→ SHORT EXERCISE 1:
Check each statement against the code review comment, answering yes or no and quoting the words that decide it: (a) The change being reviewed adds metrics for untracked orphaned blocks. (b) The comments were posted on Patch Set 3. (c) The post holds 12 comments.
→ SHORT EXERCISE 2:
Write a continuation of the code review comment, picking up right after its final sentence.
======== PROVIDED TEXT
Alexey Serbin has posted comments on this change. ( 
http://gerrit.cloudera.org:8080/24092 )

Change subject: [fs] add metrics for untracked orphaned blocks
......................................................................


Patch Set 2:

(15 comments)

A quick first pass.

http://gerrit.cloudera.org:8080/#/c/24092/2/src/kudu/fs/log_block_manager.cc
File src/kudu/fs/log_block_manager.cc:

http://gerrit.cloudera.org:8080/#/c/24092/2/src/kudu/fs/log_block_manager.cc@2528
PS2, Line 2528:   if (PREDICT_FALSE(!s.ok())) {
Why not to move this report/warning piece closer to the source of the non-OK 
result status, so there is less noise and uncertainty whether block may or may 
not be left orphaned?  E.g., some where in LogBlockManager::RemoveLogBlocks()?
================
======== DATA SHOWN
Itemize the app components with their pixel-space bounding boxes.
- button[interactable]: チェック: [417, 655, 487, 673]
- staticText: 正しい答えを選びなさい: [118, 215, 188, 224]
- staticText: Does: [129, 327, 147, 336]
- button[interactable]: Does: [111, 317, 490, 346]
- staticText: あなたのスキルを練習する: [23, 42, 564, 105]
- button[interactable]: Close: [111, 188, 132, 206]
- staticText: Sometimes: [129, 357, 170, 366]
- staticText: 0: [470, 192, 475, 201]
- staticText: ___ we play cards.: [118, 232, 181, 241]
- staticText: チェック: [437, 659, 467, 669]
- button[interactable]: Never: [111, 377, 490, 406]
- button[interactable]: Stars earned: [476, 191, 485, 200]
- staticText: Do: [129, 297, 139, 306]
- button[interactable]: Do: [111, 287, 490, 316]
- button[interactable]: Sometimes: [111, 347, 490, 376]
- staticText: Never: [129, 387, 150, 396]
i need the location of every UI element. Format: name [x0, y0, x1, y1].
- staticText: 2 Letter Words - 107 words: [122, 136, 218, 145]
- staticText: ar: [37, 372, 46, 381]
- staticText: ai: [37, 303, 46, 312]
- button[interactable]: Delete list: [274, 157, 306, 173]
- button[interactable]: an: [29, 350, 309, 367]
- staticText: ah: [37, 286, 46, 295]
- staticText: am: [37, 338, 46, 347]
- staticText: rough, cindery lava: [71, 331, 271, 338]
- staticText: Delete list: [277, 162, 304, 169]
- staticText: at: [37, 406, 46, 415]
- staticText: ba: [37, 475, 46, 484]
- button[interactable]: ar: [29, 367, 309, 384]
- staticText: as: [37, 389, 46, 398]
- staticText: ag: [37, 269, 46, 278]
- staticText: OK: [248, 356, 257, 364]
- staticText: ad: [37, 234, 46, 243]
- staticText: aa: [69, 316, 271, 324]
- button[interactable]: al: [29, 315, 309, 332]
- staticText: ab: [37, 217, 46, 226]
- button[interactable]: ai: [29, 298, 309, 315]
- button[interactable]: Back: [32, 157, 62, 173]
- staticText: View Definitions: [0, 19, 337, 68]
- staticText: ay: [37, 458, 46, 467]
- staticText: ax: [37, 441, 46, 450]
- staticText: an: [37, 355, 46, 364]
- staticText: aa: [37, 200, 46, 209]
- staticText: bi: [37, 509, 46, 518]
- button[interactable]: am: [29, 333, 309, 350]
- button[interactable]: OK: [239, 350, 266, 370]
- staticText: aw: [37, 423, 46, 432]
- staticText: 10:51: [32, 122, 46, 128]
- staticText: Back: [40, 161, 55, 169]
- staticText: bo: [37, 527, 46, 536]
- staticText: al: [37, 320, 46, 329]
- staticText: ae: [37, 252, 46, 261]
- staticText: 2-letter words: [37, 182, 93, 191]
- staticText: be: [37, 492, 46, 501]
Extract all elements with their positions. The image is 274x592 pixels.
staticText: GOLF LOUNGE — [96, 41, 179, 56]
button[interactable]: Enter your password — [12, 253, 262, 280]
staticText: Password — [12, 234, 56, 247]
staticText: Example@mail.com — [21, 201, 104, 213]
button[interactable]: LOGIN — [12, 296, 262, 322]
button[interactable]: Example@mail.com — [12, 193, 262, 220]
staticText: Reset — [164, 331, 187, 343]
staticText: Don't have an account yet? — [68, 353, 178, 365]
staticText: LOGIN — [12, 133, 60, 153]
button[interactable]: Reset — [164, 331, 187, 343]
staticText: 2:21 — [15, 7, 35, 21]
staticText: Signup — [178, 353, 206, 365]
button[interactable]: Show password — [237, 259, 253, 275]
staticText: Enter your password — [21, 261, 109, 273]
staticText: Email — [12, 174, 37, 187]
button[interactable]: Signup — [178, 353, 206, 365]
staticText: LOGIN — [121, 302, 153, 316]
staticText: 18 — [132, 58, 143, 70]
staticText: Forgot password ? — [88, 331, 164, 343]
================
→ FINAL RESULT 1:
(a) Yes: "[fs] add metrics for untracked orphaned blocks"
(b) No: "Patch Set 2:"
(c) No: "(15 comments)"

→ FINAL RESULT 2:
http://gerrit.cloudera.org:8080/#/c/24092/2/src/kudu/fs/log_block_manager.cc@2533
PS2, Line 2533: LOG(WARNING)
There might be many blocks failing to delete if they are on a failed data 
directory, and this might flood the logs.  I don't think there is a lot of 
demand for having information on exact block IDs, length, etc. to report right 
away.  If necessary, it might be found using offline CLI tools.

Also, such detailed block information doesn't provide much value for the 
suggested `kudu fs check --repair' run since the tool doesn't take any piece of 
that info as an input.

With that, consider rate/count limiting when outputting this warning to avoid 
flooding the log with useless details.

As for exact count of orphaned blocks and estimate for the disk space behind, 
that should be taken care in metrics.  I don't think log is the place to keep 
track of and account for that.


http://gerrit.cloudera.org:8080/#/c/24092/2/src/kudu/fs/log_block_manager.cc@2534
PS2, Line 2534: due to failure writing deletion metadata: $3.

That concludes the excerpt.